=== Material supplied ===
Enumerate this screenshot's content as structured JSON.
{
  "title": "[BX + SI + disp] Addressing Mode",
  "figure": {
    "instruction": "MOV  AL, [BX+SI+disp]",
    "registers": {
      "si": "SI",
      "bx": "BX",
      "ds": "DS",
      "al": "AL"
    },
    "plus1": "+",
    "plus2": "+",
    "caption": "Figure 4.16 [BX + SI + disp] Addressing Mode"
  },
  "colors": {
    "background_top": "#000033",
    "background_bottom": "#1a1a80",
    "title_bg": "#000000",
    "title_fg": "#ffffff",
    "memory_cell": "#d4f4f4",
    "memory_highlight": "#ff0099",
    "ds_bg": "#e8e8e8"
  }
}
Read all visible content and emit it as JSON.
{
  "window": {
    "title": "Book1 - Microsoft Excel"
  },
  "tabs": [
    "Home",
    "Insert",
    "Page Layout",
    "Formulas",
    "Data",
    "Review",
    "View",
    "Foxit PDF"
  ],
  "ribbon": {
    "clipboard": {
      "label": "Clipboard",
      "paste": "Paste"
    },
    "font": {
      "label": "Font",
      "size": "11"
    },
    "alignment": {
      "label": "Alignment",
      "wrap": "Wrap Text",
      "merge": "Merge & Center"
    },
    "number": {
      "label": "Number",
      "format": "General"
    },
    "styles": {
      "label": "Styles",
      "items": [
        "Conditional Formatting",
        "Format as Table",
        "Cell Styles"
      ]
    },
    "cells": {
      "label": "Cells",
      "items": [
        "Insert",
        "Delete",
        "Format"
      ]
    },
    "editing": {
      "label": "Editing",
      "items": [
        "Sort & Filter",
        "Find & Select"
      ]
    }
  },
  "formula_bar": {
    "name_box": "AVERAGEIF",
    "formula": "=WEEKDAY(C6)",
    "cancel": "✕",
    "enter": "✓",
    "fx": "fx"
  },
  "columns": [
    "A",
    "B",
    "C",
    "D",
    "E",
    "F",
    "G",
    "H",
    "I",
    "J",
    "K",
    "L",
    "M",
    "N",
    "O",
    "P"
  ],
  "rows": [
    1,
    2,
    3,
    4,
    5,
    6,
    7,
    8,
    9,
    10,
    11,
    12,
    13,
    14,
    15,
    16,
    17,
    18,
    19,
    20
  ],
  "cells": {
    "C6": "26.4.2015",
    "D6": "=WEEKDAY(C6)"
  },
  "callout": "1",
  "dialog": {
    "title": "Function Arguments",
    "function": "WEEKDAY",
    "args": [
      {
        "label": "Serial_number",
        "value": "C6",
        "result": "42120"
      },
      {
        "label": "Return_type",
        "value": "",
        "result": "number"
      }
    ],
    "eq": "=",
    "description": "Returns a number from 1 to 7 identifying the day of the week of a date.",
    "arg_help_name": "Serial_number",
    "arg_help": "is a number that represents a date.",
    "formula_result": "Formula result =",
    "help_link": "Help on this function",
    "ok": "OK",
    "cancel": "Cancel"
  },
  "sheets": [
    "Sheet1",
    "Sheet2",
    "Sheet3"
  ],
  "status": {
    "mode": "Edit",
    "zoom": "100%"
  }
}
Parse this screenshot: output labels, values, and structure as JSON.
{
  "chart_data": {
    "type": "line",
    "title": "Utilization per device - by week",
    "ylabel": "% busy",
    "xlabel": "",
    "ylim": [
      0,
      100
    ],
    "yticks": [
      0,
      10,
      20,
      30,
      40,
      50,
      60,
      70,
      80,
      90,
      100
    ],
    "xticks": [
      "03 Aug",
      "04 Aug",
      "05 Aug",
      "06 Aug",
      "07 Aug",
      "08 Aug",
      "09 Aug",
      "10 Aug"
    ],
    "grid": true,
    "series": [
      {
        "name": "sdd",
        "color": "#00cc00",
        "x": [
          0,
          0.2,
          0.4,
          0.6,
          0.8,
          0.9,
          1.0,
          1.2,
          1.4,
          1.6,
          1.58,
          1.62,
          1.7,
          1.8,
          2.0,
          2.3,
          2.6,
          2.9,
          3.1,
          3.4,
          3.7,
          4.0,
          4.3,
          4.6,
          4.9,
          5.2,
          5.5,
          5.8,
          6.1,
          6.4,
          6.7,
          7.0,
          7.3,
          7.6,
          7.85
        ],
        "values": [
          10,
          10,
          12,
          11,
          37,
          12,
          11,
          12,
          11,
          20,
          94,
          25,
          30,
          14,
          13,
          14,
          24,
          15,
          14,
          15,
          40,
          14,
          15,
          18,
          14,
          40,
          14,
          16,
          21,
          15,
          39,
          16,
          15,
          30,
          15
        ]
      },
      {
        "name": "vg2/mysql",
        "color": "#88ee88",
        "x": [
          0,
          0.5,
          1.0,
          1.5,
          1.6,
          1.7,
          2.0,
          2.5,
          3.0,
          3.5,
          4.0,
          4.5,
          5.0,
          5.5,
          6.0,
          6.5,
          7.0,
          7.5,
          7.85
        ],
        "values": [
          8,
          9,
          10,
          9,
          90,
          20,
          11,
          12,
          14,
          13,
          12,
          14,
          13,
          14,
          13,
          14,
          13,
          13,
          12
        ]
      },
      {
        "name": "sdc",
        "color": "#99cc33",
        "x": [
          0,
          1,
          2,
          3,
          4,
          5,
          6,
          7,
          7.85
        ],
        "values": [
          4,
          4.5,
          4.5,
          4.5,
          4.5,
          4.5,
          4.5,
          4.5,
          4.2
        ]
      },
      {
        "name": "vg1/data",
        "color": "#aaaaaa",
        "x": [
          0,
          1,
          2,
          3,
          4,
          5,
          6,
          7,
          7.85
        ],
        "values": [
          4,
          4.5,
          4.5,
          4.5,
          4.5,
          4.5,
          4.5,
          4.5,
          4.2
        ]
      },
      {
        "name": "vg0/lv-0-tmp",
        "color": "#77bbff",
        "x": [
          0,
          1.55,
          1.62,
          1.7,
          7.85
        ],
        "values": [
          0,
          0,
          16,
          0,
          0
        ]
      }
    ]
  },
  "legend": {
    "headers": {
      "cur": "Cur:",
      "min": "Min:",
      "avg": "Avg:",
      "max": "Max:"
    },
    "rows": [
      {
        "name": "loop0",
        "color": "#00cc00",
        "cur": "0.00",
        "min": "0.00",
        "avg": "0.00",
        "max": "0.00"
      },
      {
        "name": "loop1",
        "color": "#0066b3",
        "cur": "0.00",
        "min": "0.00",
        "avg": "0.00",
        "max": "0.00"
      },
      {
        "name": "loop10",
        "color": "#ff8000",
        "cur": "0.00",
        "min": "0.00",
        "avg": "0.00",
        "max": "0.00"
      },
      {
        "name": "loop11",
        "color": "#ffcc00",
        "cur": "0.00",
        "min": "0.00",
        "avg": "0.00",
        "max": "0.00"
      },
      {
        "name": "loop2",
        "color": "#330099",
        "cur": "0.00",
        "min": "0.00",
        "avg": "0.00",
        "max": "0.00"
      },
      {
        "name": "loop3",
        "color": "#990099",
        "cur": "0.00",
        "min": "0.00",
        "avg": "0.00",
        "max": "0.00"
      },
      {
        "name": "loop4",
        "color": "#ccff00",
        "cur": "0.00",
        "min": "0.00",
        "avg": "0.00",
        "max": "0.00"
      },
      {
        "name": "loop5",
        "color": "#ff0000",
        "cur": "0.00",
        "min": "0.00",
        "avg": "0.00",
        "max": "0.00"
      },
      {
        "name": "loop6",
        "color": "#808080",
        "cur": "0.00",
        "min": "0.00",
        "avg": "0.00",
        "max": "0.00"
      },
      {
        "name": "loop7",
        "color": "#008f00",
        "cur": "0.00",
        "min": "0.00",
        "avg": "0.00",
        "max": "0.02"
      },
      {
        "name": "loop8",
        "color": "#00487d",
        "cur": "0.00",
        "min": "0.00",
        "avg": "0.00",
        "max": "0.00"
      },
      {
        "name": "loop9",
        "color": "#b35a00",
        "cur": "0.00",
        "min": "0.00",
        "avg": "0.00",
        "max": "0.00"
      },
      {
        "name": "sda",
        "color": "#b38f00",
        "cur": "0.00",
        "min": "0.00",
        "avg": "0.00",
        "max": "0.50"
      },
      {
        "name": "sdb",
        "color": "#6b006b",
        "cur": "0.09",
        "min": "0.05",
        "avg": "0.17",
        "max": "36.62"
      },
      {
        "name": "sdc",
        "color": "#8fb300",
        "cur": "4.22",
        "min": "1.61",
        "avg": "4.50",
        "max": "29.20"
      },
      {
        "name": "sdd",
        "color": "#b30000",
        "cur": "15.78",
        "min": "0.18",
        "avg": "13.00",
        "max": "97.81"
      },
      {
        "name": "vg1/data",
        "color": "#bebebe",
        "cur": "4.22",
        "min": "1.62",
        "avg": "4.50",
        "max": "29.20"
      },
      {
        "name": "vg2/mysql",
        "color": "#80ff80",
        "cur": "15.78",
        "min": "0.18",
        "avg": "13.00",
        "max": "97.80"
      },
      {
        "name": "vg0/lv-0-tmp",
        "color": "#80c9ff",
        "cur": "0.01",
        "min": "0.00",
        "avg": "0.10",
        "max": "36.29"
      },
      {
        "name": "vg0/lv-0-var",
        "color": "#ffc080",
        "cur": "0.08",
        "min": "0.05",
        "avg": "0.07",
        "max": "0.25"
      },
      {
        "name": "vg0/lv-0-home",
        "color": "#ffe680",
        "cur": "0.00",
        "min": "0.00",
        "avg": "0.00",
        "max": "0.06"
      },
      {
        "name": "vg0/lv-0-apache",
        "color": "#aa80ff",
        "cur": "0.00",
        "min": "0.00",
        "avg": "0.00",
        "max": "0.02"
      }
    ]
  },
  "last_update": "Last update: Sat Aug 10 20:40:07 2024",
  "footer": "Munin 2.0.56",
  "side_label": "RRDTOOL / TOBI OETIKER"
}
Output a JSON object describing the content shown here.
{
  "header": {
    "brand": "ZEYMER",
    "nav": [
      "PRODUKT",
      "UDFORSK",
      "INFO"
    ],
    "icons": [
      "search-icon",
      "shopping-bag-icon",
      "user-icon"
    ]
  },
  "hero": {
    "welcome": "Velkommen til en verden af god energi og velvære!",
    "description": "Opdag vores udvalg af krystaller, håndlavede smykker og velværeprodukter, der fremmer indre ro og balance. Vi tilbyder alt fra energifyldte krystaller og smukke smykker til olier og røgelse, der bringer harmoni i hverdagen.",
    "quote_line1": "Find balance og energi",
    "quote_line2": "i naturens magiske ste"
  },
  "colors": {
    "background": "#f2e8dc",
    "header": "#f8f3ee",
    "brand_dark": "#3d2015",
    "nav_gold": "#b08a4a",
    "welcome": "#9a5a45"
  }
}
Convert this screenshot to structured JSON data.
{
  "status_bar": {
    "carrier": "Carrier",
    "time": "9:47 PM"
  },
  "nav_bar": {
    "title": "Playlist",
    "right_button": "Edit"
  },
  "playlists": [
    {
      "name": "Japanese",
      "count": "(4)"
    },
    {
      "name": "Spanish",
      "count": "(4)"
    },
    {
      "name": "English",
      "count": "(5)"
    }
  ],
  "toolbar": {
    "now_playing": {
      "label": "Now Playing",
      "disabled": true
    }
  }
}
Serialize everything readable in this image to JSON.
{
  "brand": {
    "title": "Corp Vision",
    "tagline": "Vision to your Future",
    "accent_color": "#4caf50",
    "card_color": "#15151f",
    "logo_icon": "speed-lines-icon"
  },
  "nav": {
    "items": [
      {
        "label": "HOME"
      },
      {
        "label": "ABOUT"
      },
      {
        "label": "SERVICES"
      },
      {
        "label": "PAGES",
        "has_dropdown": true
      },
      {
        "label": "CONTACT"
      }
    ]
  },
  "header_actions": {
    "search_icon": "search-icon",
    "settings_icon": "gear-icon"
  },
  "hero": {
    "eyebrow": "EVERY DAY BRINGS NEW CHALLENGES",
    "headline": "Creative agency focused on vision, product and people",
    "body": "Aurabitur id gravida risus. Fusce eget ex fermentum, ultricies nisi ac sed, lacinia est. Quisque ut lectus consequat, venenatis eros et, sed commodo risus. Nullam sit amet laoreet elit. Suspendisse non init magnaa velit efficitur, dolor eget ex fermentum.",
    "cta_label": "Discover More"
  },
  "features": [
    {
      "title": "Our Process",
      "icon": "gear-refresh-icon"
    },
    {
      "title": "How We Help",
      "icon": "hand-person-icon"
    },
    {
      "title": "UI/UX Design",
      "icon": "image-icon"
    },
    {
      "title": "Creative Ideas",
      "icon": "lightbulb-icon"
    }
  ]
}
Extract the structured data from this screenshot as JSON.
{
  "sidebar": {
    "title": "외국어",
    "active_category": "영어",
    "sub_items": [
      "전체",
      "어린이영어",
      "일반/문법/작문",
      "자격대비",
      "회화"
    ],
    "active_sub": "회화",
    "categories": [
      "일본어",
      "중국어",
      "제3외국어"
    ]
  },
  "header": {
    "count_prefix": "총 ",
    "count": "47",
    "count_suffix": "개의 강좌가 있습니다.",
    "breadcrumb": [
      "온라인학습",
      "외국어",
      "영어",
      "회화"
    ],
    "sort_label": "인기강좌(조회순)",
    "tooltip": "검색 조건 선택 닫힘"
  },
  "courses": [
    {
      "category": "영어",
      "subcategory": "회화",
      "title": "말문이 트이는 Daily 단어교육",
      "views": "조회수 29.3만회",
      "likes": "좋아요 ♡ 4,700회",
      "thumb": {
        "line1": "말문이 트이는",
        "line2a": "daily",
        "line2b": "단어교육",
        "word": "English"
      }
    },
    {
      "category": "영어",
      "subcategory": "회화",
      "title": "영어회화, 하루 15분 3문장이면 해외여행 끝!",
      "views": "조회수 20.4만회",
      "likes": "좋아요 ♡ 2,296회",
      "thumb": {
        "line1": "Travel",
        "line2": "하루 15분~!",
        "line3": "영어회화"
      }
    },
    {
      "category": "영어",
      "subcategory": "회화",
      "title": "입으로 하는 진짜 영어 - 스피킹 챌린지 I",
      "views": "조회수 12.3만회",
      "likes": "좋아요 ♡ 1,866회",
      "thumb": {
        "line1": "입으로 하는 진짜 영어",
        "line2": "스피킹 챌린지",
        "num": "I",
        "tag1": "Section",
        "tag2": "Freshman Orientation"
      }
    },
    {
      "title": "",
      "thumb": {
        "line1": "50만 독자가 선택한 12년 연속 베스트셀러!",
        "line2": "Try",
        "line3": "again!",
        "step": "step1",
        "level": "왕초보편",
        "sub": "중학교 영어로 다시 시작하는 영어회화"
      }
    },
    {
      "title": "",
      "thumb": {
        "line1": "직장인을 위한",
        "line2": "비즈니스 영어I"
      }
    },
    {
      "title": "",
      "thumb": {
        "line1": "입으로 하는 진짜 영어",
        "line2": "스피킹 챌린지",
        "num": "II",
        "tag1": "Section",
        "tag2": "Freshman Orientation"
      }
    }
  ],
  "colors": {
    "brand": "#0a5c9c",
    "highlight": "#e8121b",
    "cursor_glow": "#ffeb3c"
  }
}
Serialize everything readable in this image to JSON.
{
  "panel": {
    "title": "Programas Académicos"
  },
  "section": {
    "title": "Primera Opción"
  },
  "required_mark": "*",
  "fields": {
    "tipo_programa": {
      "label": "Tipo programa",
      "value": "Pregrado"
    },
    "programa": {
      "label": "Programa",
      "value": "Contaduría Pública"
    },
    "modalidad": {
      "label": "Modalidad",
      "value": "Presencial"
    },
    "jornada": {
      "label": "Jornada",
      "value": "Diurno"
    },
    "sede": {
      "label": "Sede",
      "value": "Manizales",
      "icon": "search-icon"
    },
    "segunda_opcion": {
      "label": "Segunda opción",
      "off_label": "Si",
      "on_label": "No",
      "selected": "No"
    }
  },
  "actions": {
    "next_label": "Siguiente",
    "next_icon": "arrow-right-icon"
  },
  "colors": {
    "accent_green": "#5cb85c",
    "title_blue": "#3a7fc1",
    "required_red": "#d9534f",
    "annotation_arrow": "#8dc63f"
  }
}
===
(Written request) Report only the number of lines in the records that include the word "true".

(Solution) 3